Exercise -
Wherever a line holds the word "marker", copy that line out.

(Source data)
#####
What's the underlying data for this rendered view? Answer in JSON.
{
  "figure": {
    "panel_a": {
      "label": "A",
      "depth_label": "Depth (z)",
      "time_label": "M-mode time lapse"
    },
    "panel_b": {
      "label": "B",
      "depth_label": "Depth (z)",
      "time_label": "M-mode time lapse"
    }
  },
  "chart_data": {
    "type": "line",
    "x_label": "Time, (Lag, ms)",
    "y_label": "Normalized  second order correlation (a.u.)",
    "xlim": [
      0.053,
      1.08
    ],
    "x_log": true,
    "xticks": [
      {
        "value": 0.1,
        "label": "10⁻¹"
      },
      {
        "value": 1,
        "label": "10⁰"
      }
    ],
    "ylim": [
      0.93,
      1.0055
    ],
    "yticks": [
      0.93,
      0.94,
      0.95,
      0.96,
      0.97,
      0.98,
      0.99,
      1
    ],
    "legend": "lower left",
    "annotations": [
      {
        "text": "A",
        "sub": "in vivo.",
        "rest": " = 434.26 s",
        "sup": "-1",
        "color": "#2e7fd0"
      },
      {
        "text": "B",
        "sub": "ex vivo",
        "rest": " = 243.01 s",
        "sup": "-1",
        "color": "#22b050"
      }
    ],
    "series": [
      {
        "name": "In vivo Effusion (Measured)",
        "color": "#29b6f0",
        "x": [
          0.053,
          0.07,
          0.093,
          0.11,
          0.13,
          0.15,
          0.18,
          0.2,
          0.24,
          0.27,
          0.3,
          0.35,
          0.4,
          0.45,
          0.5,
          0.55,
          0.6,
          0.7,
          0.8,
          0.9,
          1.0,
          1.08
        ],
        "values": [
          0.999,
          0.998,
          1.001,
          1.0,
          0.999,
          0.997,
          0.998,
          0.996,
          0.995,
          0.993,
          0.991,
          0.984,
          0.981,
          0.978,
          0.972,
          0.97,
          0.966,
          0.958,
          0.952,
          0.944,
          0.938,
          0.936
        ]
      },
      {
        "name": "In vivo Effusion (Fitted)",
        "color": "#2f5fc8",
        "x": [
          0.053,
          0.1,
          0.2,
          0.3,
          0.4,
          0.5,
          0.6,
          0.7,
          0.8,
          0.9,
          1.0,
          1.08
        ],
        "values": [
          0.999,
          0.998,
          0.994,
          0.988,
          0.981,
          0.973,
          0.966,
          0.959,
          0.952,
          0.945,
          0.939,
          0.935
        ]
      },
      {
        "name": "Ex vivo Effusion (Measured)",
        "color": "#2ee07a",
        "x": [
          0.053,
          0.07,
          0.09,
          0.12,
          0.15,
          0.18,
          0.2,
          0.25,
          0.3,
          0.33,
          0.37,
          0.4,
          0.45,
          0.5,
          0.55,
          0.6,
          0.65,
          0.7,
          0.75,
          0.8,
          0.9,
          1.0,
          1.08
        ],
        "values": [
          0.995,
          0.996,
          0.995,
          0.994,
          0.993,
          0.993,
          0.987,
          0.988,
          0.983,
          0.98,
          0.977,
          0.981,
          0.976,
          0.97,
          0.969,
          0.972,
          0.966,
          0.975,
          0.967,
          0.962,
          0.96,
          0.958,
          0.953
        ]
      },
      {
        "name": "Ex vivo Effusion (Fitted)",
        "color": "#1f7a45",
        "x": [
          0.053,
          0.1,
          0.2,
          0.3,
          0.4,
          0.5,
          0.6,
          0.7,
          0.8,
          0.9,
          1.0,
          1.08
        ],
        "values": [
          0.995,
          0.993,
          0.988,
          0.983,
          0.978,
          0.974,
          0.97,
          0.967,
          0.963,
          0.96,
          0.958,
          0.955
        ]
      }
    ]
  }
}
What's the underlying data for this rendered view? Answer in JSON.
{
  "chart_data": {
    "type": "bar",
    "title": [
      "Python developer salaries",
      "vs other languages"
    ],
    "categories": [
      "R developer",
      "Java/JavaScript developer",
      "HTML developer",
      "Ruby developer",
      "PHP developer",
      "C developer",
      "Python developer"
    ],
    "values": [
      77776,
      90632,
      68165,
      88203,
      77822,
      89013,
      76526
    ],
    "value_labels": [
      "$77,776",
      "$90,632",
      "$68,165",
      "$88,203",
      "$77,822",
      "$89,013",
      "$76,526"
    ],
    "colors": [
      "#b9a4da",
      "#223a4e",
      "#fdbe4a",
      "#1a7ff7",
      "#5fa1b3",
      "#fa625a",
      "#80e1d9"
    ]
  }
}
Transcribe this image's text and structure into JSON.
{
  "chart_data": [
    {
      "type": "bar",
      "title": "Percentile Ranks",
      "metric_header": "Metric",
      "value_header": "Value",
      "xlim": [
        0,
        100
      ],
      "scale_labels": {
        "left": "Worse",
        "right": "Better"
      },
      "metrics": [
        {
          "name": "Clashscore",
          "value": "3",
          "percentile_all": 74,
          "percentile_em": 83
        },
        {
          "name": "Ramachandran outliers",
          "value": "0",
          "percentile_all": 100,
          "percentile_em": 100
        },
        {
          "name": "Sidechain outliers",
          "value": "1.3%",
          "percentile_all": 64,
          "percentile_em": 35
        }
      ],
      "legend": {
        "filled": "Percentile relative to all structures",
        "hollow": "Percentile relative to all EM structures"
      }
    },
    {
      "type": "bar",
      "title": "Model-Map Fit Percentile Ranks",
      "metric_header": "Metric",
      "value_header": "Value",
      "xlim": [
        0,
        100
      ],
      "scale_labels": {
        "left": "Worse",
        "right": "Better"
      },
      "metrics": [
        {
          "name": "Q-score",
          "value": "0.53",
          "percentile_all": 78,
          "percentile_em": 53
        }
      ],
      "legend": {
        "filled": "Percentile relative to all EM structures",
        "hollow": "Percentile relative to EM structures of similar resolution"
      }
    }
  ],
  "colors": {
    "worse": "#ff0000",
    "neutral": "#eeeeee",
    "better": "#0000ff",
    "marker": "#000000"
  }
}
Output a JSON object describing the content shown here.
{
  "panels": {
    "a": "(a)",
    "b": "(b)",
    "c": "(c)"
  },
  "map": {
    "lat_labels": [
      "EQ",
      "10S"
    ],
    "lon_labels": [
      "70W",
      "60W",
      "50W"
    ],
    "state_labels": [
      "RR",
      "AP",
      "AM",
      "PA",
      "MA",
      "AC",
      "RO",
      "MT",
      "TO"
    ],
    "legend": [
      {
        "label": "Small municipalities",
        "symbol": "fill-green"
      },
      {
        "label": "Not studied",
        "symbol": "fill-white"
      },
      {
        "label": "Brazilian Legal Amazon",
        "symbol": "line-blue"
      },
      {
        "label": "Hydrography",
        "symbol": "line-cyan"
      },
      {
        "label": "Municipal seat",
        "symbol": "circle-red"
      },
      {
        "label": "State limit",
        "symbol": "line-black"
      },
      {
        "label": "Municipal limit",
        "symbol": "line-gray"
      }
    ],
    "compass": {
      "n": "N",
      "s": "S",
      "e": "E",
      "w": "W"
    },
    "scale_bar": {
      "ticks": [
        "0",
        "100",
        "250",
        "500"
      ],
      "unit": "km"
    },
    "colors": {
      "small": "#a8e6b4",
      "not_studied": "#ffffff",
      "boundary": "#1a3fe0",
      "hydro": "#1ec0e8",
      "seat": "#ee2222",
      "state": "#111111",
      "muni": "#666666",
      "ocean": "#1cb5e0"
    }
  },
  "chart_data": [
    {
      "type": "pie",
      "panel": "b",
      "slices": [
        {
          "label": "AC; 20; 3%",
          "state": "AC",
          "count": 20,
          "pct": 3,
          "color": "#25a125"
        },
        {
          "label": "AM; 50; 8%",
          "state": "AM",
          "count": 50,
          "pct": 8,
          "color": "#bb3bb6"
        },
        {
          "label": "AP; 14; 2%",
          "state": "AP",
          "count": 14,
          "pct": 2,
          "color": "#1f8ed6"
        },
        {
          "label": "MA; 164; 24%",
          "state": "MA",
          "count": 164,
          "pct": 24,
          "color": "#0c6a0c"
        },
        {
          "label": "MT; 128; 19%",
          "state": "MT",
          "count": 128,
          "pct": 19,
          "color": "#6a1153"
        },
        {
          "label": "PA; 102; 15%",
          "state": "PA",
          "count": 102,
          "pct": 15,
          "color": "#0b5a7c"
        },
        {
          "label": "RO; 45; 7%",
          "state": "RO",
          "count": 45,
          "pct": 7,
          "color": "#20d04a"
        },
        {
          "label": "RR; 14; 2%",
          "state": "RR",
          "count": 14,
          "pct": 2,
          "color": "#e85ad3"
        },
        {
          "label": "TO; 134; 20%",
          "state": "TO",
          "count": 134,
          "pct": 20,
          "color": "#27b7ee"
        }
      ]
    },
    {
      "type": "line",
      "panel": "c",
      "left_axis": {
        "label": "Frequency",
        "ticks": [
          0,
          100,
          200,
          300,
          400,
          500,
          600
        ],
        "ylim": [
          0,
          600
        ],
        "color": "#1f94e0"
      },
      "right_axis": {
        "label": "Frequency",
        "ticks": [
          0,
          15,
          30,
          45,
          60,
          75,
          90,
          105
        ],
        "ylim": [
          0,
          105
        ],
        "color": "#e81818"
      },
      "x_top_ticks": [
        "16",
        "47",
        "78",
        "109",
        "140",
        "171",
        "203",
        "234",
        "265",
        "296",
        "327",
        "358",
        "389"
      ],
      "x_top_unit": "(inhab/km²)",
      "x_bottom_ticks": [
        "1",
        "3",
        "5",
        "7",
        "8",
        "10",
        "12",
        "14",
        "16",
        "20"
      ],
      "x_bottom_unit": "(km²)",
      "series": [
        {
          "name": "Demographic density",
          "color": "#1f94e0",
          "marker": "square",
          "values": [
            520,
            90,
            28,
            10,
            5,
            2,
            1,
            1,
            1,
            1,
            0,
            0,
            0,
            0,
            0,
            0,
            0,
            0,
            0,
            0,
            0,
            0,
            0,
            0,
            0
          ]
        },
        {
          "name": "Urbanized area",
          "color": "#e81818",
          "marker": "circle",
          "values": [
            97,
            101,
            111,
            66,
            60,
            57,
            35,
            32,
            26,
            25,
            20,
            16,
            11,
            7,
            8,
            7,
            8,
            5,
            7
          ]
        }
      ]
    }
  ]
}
#####
Complete output -
    "marker": "#000000"
          "marker": "square",
          "marker": "circle",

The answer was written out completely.